*Request*: Which lines have the string "principal"? Copy all of them from the entries below.

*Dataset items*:
•••••
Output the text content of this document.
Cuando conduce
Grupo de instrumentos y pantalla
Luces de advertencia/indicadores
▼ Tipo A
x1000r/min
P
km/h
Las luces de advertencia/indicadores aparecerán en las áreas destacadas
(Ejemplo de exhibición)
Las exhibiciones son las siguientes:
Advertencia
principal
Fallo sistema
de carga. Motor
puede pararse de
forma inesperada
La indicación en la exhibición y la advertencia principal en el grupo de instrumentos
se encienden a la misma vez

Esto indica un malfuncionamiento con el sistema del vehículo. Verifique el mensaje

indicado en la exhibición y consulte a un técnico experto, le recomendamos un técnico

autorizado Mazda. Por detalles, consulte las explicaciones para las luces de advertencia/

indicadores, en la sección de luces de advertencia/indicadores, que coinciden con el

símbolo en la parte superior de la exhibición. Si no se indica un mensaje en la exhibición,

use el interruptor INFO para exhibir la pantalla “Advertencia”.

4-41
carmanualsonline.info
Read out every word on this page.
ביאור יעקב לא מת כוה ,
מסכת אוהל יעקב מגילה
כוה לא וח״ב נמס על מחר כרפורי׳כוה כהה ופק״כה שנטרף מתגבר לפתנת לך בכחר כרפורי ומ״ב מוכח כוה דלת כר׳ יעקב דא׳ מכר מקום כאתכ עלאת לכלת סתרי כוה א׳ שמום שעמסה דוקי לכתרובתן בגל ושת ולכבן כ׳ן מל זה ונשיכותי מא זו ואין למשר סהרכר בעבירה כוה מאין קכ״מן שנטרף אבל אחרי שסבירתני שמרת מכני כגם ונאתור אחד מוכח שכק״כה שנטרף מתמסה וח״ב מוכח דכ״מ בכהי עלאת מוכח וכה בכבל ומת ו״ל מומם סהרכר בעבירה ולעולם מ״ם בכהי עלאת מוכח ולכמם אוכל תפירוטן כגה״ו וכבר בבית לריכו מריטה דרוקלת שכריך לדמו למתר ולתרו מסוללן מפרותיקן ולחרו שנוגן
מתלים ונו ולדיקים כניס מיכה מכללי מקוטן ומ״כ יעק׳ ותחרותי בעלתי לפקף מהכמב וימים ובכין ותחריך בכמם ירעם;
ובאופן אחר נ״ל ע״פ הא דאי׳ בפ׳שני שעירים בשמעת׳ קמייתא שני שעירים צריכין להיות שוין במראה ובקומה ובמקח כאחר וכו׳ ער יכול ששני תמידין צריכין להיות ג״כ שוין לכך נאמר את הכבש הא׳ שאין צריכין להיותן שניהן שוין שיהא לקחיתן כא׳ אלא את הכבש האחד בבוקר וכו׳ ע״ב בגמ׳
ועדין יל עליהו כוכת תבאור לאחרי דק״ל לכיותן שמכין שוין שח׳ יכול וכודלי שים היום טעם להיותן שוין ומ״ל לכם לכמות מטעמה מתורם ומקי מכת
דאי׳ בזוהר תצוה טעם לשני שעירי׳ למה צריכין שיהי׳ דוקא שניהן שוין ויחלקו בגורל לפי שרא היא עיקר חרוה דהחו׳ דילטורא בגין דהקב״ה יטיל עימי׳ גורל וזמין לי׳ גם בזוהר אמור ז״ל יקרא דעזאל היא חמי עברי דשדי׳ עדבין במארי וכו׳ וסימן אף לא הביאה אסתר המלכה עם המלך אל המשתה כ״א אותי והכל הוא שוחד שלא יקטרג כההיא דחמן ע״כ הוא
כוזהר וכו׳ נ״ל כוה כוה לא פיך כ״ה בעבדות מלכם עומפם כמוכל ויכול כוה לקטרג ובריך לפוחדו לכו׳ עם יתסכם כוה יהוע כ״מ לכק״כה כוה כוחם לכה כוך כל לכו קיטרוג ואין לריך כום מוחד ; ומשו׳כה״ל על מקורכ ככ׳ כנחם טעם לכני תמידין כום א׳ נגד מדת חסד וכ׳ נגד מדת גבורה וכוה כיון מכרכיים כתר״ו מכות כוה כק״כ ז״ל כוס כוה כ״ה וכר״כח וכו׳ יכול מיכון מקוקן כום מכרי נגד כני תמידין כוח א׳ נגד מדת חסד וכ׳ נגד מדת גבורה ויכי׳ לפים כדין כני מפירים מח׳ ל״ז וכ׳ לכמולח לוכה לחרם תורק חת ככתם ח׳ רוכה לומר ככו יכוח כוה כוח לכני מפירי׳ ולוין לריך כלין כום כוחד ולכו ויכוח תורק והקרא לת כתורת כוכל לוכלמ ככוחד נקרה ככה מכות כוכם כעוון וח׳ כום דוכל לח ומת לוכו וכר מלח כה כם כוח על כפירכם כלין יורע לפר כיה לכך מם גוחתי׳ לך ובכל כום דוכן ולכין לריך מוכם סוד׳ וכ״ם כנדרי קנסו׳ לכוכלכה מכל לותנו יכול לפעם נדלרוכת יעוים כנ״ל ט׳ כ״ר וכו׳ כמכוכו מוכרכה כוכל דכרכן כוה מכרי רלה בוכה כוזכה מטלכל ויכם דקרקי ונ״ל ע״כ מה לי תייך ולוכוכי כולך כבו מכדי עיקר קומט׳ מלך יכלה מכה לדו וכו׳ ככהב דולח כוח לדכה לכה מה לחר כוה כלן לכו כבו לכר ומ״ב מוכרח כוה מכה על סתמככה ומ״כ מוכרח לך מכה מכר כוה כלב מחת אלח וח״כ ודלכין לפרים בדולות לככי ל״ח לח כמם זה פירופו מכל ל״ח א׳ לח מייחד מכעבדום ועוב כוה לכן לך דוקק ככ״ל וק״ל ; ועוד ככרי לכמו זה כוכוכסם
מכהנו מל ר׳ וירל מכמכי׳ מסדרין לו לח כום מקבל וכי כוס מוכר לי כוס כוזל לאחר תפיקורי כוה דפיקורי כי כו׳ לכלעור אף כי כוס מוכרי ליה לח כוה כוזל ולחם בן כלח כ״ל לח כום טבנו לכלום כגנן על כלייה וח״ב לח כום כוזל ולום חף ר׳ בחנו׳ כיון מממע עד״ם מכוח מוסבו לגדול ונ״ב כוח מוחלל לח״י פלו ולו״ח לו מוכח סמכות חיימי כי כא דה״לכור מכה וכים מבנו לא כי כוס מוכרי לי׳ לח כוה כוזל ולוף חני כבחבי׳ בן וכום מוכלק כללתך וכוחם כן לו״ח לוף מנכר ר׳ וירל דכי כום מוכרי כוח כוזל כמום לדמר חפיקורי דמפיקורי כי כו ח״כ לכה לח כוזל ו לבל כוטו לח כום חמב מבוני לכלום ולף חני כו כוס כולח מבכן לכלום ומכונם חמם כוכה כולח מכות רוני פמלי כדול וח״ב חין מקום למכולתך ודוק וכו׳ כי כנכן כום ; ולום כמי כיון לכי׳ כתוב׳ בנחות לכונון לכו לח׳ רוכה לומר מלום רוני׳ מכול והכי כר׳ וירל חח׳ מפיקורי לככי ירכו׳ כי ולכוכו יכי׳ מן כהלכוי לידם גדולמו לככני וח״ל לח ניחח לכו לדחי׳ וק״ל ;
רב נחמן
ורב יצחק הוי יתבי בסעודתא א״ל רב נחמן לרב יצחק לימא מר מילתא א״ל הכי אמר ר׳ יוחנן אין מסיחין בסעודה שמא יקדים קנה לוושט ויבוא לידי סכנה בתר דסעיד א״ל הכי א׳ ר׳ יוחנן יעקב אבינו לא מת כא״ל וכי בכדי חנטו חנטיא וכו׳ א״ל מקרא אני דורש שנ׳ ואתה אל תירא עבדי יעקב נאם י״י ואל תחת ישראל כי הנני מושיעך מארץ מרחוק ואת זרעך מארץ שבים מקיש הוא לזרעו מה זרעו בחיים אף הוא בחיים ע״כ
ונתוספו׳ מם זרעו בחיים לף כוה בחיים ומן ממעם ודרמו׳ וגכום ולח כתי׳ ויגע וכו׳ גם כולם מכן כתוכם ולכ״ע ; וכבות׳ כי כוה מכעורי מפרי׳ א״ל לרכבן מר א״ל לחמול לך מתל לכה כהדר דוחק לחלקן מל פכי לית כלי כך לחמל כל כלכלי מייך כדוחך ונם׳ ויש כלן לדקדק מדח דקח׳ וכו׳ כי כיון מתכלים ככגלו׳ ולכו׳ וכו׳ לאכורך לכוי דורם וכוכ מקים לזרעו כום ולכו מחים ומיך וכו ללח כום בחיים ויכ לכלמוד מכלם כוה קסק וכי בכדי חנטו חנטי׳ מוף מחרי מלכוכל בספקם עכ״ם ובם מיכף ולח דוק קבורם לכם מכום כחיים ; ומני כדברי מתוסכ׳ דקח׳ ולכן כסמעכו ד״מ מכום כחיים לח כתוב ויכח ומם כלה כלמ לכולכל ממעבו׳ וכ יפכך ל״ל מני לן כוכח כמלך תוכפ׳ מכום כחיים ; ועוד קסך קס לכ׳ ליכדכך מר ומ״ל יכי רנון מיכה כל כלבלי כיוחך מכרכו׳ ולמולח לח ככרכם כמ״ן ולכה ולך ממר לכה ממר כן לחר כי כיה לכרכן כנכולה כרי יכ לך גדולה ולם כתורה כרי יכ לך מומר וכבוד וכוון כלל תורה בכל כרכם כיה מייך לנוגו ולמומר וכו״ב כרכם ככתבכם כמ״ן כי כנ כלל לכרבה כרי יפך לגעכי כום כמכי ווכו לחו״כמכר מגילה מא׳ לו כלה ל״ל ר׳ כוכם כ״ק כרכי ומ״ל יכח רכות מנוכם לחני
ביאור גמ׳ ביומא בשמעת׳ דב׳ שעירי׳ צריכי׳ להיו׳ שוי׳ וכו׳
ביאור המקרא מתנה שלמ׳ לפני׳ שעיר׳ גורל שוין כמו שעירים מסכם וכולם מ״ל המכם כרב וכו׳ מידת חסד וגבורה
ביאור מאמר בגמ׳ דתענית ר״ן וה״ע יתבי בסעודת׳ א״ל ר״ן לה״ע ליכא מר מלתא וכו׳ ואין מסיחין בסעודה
•••••
*Full answer*:
principal
La indicación en la exhibición y la advertencia principal en el grupo de instrumentos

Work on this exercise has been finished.